_Entries shown_:

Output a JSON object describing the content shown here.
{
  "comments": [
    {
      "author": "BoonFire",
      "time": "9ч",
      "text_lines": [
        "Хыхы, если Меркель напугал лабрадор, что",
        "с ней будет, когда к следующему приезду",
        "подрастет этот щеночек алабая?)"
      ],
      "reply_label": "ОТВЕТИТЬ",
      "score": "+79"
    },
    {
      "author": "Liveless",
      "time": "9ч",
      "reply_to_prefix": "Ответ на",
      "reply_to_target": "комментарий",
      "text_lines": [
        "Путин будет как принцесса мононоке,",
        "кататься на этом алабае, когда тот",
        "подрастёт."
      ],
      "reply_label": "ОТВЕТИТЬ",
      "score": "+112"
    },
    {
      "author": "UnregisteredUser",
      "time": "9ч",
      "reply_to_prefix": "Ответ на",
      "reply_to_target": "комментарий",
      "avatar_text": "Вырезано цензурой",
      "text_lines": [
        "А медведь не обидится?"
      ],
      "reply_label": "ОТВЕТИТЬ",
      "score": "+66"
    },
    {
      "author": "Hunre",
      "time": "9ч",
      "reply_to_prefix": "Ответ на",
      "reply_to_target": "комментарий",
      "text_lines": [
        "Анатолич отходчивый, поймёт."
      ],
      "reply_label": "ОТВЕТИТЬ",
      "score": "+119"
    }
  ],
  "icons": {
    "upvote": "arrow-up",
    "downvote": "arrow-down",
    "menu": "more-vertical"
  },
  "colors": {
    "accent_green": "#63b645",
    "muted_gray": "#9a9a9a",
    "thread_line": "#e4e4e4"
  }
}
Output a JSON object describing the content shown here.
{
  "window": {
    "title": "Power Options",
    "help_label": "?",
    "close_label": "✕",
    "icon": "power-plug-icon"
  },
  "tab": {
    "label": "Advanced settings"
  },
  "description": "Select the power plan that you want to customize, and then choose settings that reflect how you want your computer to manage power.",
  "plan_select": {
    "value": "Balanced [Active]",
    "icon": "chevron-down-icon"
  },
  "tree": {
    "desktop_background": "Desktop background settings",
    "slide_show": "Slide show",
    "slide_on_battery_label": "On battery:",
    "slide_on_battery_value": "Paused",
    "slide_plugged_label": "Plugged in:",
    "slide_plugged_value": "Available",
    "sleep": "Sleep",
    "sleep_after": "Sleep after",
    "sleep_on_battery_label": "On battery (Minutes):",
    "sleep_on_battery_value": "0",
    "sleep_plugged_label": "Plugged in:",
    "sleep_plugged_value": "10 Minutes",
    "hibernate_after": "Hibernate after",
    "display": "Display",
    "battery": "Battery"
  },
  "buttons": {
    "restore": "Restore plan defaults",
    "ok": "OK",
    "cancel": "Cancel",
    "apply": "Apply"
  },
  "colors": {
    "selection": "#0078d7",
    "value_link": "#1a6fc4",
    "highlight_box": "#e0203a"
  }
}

_Task statement_:
Each line of the listing above should be output exactly.

_Solution to this problem_:
Output a JSON object describing the content shown here.
{
  "comments": [
    {
      "author": "BoonFire",
      "time": "9ч",
      "text_lines": [
        "Хыхы, если Меркель напугал лабрадор, что",
        "с ней будет, когда к следующему приезду",
        "подрастет этот щеночек алабая?)"
      ],
      "reply_label": "ОТВЕТИТЬ",
      "score": "+79"
    },
    {
      "author": "Liveless",
      "time": "9ч",
      "reply_to_prefix": "Ответ на",
      "reply_to_target": "комментарий",
      "text_lines": [
        "Путин будет как принцесса мононоке,",
        "кататься на этом алабае, когда тот",
        "подрастёт."
      ],
      "reply_label": "ОТВЕТИТЬ",
      "score": "+112"
    },
    {
      "author": "UnregisteredUser",
      "time": "9ч",
      "reply_to_prefix": "Ответ на",
      "reply_to_target": "комментарий",
      "avatar_text": "Вырезано цензурой",
      "text_lines": [
        "А медведь не обидится?"
      ],
      "reply_label": "ОТВЕТИТЬ",
      "score": "+66"
    },
    {
      "author": "Hunre",
      "time": "9ч",
      "reply_to_prefix": "Ответ на",
      "reply_to_target": "комментарий",
      "text_lines": [
        "Анатолич отходчивый, поймёт."
      ],
      "reply_label": "ОТВЕТИТЬ",
      "score": "+119"
    }
  ],
  "icons": {
    "upvote": "arrow-up",
    "downvote": "arrow-down",
    "menu": "more-vertical"
  },
  "colors": {
    "accent_green": "#63b645",
    "muted_gray": "#9a9a9a",
    "thread_line": "#e4e4e4"
  }
}
Output a JSON object describing the content shown here.
{
  "window": {
    "title": "Power Options",
    "help_label": "?",
    "close_label": "✕",
    "icon": "power-plug-icon"
  },
  "tab": {
    "label": "Advanced settings"
  },
  "description": "Select the power plan that you want to customize, and then choose settings that reflect how you want your computer to manage power.",
  "plan_select": {
    "value": "Balanced [Active]",
    "icon": "chevron-down-icon"
  },
  "tree": {
    "desktop_background": "Desktop background settings",
    "slide_show": "Slide show",
    "slide_on_battery_label": "On battery:",
    "slide_on_battery_value": "Paused",
    "slide_plugged_label": "Plugged in:",
    "slide_plugged_value": "Available",
    "sleep": "Sleep",
    "sleep_after": "Sleep after",
    "sleep_on_battery_label": "On battery (Minutes):",
    "sleep_on_battery_value": "0",
    "sleep_plugged_label": "Plugged in:",
    "sleep_plugged_value": "10 Minutes",
    "hibernate_after": "Hibernate after",
    "display": "Display",
    "battery": "Battery"
  },
  "buttons": {
    "restore": "Restore plan defaults",
    "ok": "OK",
    "cancel": "Cancel",
    "apply": "Apply"
  },
  "colors": {
    "selection": "#0078d7",
    "value_link": "#1a6fc4",
    "highlight_box": "#e0203a"
  }
}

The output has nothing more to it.